Repeat the material verbatim. Images are excluded from the copy.
** START OF DATA SHOWN **
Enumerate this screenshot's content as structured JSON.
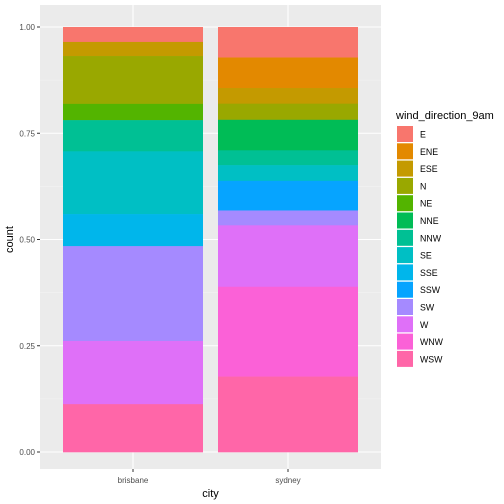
{
  "chart_data": {
    "type": "bar",
    "stacked": "proportion",
    "xlabel": "city",
    "ylabel": "count",
    "ylim": [
      0,
      1
    ],
    "yticks": [
      "0.00",
      "0.25",
      "0.50",
      "0.75",
      "1.00"
    ],
    "ytick_values": [
      0,
      0.25,
      0.5,
      0.75,
      1.0
    ],
    "categories": [
      "brisbane",
      "sydney"
    ],
    "legend_title": "wind_direction_9am",
    "legend_position": "right",
    "grid": true,
    "series": [
      {
        "name": "E",
        "color": "#F8766D",
        "values": [
          0.035,
          0.072
        ]
      },
      {
        "name": "ENE",
        "color": "#E38900",
        "values": [
          0.0,
          0.072
        ]
      },
      {
        "name": "ESE",
        "color": "#C49A00",
        "values": [
          0.033,
          0.037
        ]
      },
      {
        "name": "N",
        "color": "#99A800",
        "values": [
          0.112,
          0.038
        ]
      },
      {
        "name": "NE",
        "color": "#53B400",
        "values": [
          0.038,
          0.0
        ]
      },
      {
        "name": "NNE",
        "color": "#00BC56",
        "values": [
          0.0,
          0.072
        ]
      },
      {
        "name": "NNW",
        "color": "#00C094",
        "values": [
          0.073,
          0.035
        ]
      },
      {
        "name": "SE",
        "color": "#00BFC4",
        "values": [
          0.147,
          0.037
        ]
      },
      {
        "name": "SSE",
        "color": "#00B6EB",
        "values": [
          0.075,
          0.0
        ]
      },
      {
        "name": "SSW",
        "color": "#06A4FF",
        "values": [
          0.0,
          0.07
        ]
      },
      {
        "name": "SW",
        "color": "#A58AFF",
        "values": [
          0.222,
          0.035
        ]
      },
      {
        "name": "W",
        "color": "#DF70F8",
        "values": [
          0.148,
          0.145
        ]
      },
      {
        "name": "WNW",
        "color": "#FB61D7",
        "values": [
          0.0,
          0.212
        ]
      },
      {
        "name": "WSW",
        "color": "#FF66A8",
        "values": [
          0.112,
          0.178
        ]
      }
    ]
  }
}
** END OF DATA SHOWN **
*TASK OUTPUT:*
Enumerate this screenshot's content as structured JSON.
{
  "chart_data": {
    "type": "bar",
    "stacked": "proportion",
    "xlabel": "city",
    "ylabel": "count",
    "ylim": [
      0,
      1
    ],
    "yticks": [
      "0.00",
      "0.25",
      "0.50",
      "0.75",
      "1.00"
    ],
    "ytick_values": [
      0,
      0.25,
      0.5,
      0.75,
      1.0
    ],
    "categories": [
      "brisbane",
      "sydney"
    ],
    "legend_title": "wind_direction_9am",
    "legend_position": "right",
    "grid": true,
    "series": [
      {
        "name": "E",
        "color": "#F8766D",
        "values": [
          0.035,
          0.072
        ]
      },
      {
        "name": "ENE",
        "color": "#E38900",
        "values": [
          0.0,
          0.072
        ]
      },
      {
        "name": "ESE",
        "color": "#C49A00",
        "values": [
          0.033,
          0.037
        ]
      },
      {
        "name": "N",
        "color": "#99A800",
        "values": [
          0.112,
          0.038
        ]
      },
      {
        "name": "NE",
        "color": "#53B400",
        "values": [
          0.038,
          0.0
        ]
      },
      {
        "name": "NNE",
        "color": "#00BC56",
        "values": [
          0.0,
          0.072
        ]
      },
      {
        "name": "NNW",
        "color": "#00C094",
        "values": [
          0.073,
          0.035
        ]
      },
      {
        "name": "SE",
        "color": "#00BFC4",
        "values": [
          0.147,
          0.037
        ]
      },
      {
        "name": "SSE",
        "color": "#00B6EB",
        "values": [
          0.075,
          0.0
        ]
      },
      {
        "name": "SSW",
        "color": "#06A4FF",
        "values": [
          0.0,
          0.07
        ]
      },
      {
        "name": "SW",
        "color": "#A58AFF",
        "values": [
          0.222,
          0.035
        ]
      },
      {
        "name": "W",
        "color": "#DF70F8",
        "values": [
          0.148,
          0.145
        ]
      },
      {
        "name": "WNW",
        "color": "#FB61D7",
        "values": [
          0.0,
          0.212
        ]
      },
      {
        "name": "WSW",
        "color": "#FF66A8",
        "values": [
          0.112,
          0.178
        ]
      }
    ]
  }
}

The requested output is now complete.